[Document]:
== == ==

#pragma once

#include <mutex>
#include <unordered_set>

#include <torch/csrc/autograd/engine.h>
#include <torch/csrc/autograd/function.h>
#include <torch/csrc/autograd/functions/basic_ops.h>
#include <torch/csrc/distributed/autograd/context/context.h>

namespace torch {
namespace distributed {
namespace autograd {

// Forward declaration.
class BackwardPassCleanupGuard;

// This is a singleton class responsible for running distributed backward
// passes. This engine relies heavily on the vanilla autograd engine and tries
// to re-use it as much as possible. This class is mostly responsible for the
// distributed aspects of autograd and tries to hook into the autograd engine
// where convenient.

// Unlike the vanilla autograd engine, the distributed autograd engine
// accumulates the gradients in the appropriate DistAutogradContext. This avoids
// multiple trainer nodes stomping on each others gradients.
class TORCH_API DistEngine {
 public:
  // Retrieve the singleton instance.
  static DistEngine& getInstance();

  // Given a list of root variables, start the distributed backwards pass from
  // these variables and accumulate all the gradients in the current autograd
  // context on each node. This method is used to kickoff distributed autograd
  // on a single node.
  void execute(
      int64_t context_id,
      const torch::autograd::variable_list& roots,
      bool retainGraph);

  // Given a send function to execute in the autograd engine, ensures we compute
  // dependencies once for this node and enqueues the send function for execute
  // in the engine.

== == ==

[Source data]:

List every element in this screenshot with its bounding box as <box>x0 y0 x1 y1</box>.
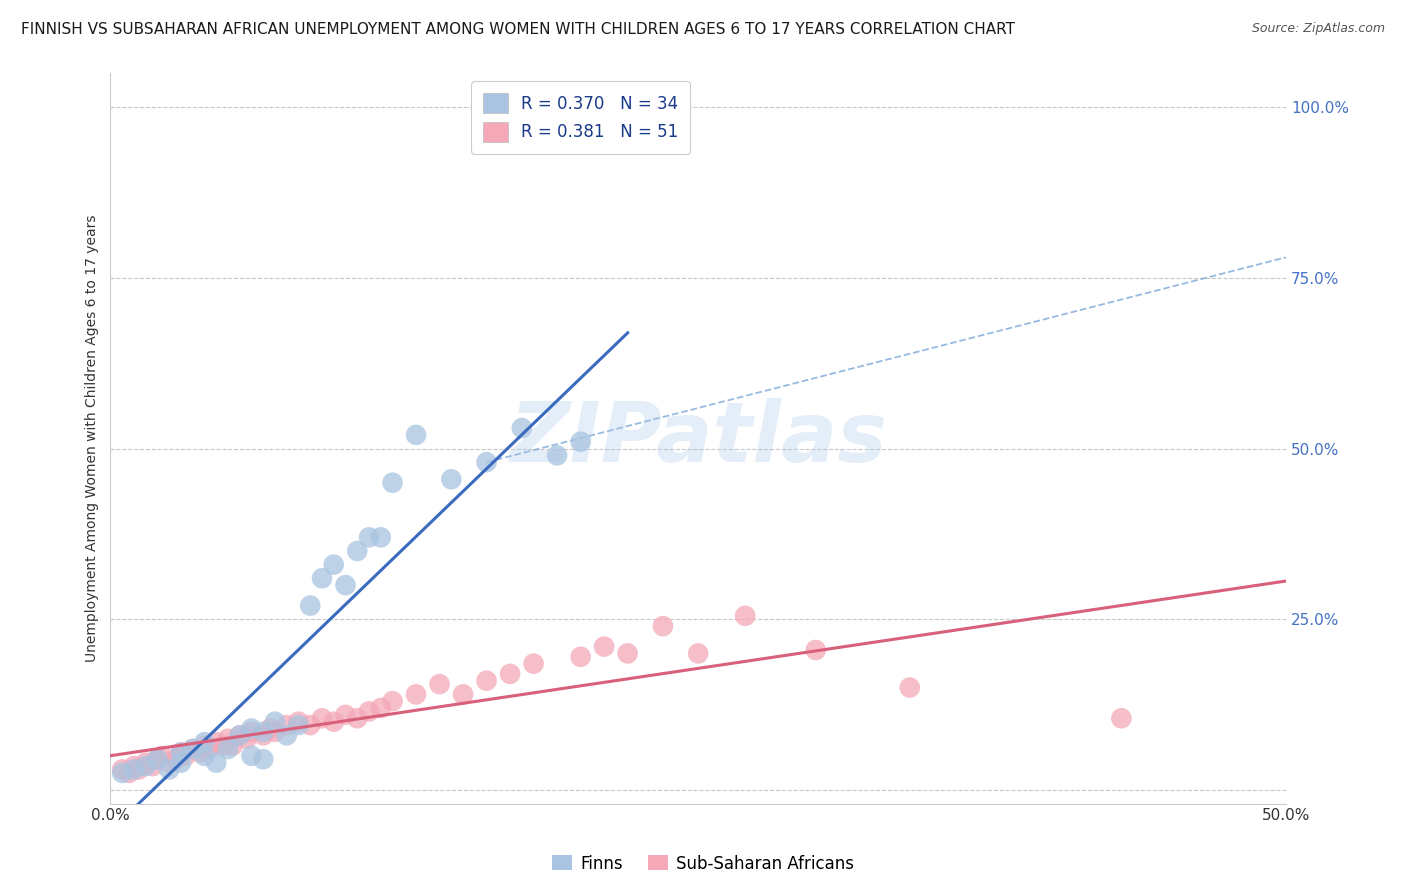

== == ==

[Task list]:
1. Reproduce the distributed autograd header from "static DistEngine& getInstance();" up to and including "a single node.".
2. Summarize the distributed autograd header in two sentences.

[Solutions to the exercise]:
1.
static DistEngine& getInstance();

  // Given a list of root variables, start the distributed backwards pass from
  // these variables and accumulate all the gradients in the current autograd
  // context on each node. This method is used to kickoff distributed autograd
  // on a single node.

2. The header declares DistEngine, a singleton class that runs distributed backward passes by reusing the vanilla autograd engine as much as possible and handling the distributed aspects of autograd. Unlike the vanilla engine, it accumulates gradients in the appropriate DistAutogradContext so that multiple trainer nodes do not stomp on each other's gradients, and its execute method starts the distributed backward pass from a list of root variables.